SUPPLIED RECORDS:
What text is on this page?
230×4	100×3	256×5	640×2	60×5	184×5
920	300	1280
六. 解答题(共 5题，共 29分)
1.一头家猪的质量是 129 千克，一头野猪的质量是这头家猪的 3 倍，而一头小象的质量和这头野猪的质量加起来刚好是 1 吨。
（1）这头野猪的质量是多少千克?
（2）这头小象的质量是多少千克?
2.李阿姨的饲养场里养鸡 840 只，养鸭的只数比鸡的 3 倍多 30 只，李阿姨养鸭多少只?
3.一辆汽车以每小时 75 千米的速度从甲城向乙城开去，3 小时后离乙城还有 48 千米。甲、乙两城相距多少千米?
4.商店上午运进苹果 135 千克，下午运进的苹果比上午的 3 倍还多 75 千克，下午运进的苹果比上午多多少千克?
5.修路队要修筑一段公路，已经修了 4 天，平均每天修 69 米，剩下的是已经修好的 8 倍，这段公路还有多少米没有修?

STATED PROBLEM: Hand back the material above in full, exactly as written.

SOLUTION FOR THIS PROBLEM:
What text is on this page?
230×4	100×3	256×5	640×2	60×5	184×5
920	300	1280
六. 解答题(共 5题，共 29分)
1.一头家猪的质量是 129 千克，一头野猪的质量是这头家猪的 3 倍，而一头小象的质量和这头野猪的质量加起来刚好是 1 吨。
（1）这头野猪的质量是多少千克?
（2）这头小象的质量是多少千克?
2.李阿姨的饲养场里养鸡 840 只，养鸭的只数比鸡的 3 倍多 30 只，李阿姨养鸭多少只?
3.一辆汽车以每小时 75 千米的速度从甲城向乙城开去，3 小时后离乙城还有 48 千米。甲、乙两城相距多少千米?
4.商店上午运进苹果 135 千克，下午运进的苹果比上午的 3 倍还多 75 千克，下午运进的苹果比上午多多少千克?
5.修路队要修筑一段公路，已经修了 4 天，平均每天修 69 米，剩下的是已经修好的 8 倍，这段公路还有多少米没有修?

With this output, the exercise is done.